## BEGIN
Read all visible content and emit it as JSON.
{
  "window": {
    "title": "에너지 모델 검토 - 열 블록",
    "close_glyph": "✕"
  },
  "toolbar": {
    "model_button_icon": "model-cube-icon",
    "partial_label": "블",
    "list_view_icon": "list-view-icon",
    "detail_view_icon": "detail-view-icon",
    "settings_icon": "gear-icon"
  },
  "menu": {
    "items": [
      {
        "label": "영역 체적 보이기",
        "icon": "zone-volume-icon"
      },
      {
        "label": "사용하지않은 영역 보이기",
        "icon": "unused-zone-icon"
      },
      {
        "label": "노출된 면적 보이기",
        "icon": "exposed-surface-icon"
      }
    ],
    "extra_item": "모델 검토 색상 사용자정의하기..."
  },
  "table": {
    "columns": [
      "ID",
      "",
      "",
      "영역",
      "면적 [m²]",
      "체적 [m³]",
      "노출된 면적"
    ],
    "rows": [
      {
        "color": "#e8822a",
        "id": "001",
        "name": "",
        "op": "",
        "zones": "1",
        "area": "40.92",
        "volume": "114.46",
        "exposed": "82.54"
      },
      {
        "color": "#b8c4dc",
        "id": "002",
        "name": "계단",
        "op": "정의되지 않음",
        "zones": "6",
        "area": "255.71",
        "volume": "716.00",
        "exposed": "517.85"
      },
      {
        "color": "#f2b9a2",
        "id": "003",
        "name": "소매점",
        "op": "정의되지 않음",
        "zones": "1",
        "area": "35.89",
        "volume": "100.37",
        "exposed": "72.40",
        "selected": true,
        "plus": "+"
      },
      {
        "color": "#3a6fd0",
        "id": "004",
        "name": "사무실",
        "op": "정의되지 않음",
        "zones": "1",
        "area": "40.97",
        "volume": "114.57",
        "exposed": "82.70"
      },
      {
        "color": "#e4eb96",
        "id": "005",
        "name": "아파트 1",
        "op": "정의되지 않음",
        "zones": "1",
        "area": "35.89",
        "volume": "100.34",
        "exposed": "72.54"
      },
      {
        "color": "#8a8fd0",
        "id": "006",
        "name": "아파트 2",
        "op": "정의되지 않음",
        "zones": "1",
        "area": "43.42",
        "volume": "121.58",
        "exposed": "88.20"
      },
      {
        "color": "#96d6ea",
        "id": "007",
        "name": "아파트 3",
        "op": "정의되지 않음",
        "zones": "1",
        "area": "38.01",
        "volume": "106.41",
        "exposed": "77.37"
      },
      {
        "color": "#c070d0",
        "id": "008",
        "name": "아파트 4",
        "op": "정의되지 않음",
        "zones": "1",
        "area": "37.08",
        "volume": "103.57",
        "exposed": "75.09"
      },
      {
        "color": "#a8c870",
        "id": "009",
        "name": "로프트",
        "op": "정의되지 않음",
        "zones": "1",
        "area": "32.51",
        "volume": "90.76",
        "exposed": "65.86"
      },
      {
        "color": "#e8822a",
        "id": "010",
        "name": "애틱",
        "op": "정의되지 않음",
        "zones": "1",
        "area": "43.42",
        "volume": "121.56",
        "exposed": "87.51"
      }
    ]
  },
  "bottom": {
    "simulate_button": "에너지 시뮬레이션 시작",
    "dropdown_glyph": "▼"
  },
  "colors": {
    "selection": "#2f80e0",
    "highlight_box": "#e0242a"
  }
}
## END
All records above must be set down exactly, please.

SOLUTION TO THE PROBLEM:
Read all visible content and emit it as JSON.
{
  "window": {
    "title": "에너지 모델 검토 - 열 블록",
    "close_glyph": "✕"
  },
  "toolbar": {
    "model_button_icon": "model-cube-icon",
    "partial_label": "블",
    "list_view_icon": "list-view-icon",
    "detail_view_icon": "detail-view-icon",
    "settings_icon": "gear-icon"
  },
  "menu": {
    "items": [
      {
        "label": "영역 체적 보이기",
        "icon": "zone-volume-icon"
      },
      {
        "label": "사용하지않은 영역 보이기",
        "icon": "unused-zone-icon"
      },
      {
        "label": "노출된 면적 보이기",
        "icon": "exposed-surface-icon"
      }
    ],
    "extra_item": "모델 검토 색상 사용자정의하기..."
  },
  "table": {
    "columns": [
      "ID",
      "",
      "",
      "영역",
      "면적 [m²]",
      "체적 [m³]",
      "노출된 면적"
    ],
    "rows": [
      {
        "color": "#e8822a",
        "id": "001",
        "name": "",
        "op": "",
        "zones": "1",
        "area": "40.92",
        "volume": "114.46",
        "exposed": "82.54"
      },
      {
        "color": "#b8c4dc",
        "id": "002",
        "name": "계단",
        "op": "정의되지 않음",
        "zones": "6",
        "area": "255.71",
        "volume": "716.00",
        "exposed": "517.85"
      },
      {
        "color": "#f2b9a2",
        "id": "003",
        "name": "소매점",
        "op": "정의되지 않음",
        "zones": "1",
        "area": "35.89",
        "volume": "100.37",
        "exposed": "72.40",
        "selected": true,
        "plus": "+"
      },
      {
        "color": "#3a6fd0",
        "id": "004",
        "name": "사무실",
        "op": "정의되지 않음",
        "zones": "1",
        "area": "40.97",
        "volume": "114.57",
        "exposed": "82.70"
      },
      {
        "color": "#e4eb96",
        "id": "005",
        "name": "아파트 1",
        "op": "정의되지 않음",
        "zones": "1",
        "area": "35.89",
        "volume": "100.34",
        "exposed": "72.54"
      },
      {
        "color": "#8a8fd0",
        "id": "006",
        "name": "아파트 2",
        "op": "정의되지 않음",
        "zones": "1",
        "area": "43.42",
        "volume": "121.58",
        "exposed": "88.20"
      },
      {
        "color": "#96d6ea",
        "id": "007",
        "name": "아파트 3",
        "op": "정의되지 않음",
        "zones": "1",
        "area": "38.01",
        "volume": "106.41",
        "exposed": "77.37"
      },
      {
        "color": "#c070d0",
        "id": "008",
        "name": "아파트 4",
        "op": "정의되지 않음",
        "zones": "1",
        "area": "37.08",
        "volume": "103.57",
        "exposed": "75.09"
      },
      {
        "color": "#a8c870",
        "id": "009",
        "name": "로프트",
        "op": "정의되지 않음",
        "zones": "1",
        "area": "32.51",
        "volume": "90.76",
        "exposed": "65.86"
      },
      {
        "color": "#e8822a",
        "id": "010",
        "name": "애틱",
        "op": "정의되지 않음",
        "zones": "1",
        "area": "43.42",
        "volume": "121.56",
        "exposed": "87.51"
      }
    ]
  },
  "bottom": {
    "simulate_button": "에너지 시뮬레이션 시작",
    "dropdown_glyph": "▼"
  },
  "colors": {
    "selection": "#2f80e0",
    "highlight_box": "#e0242a"
  }
}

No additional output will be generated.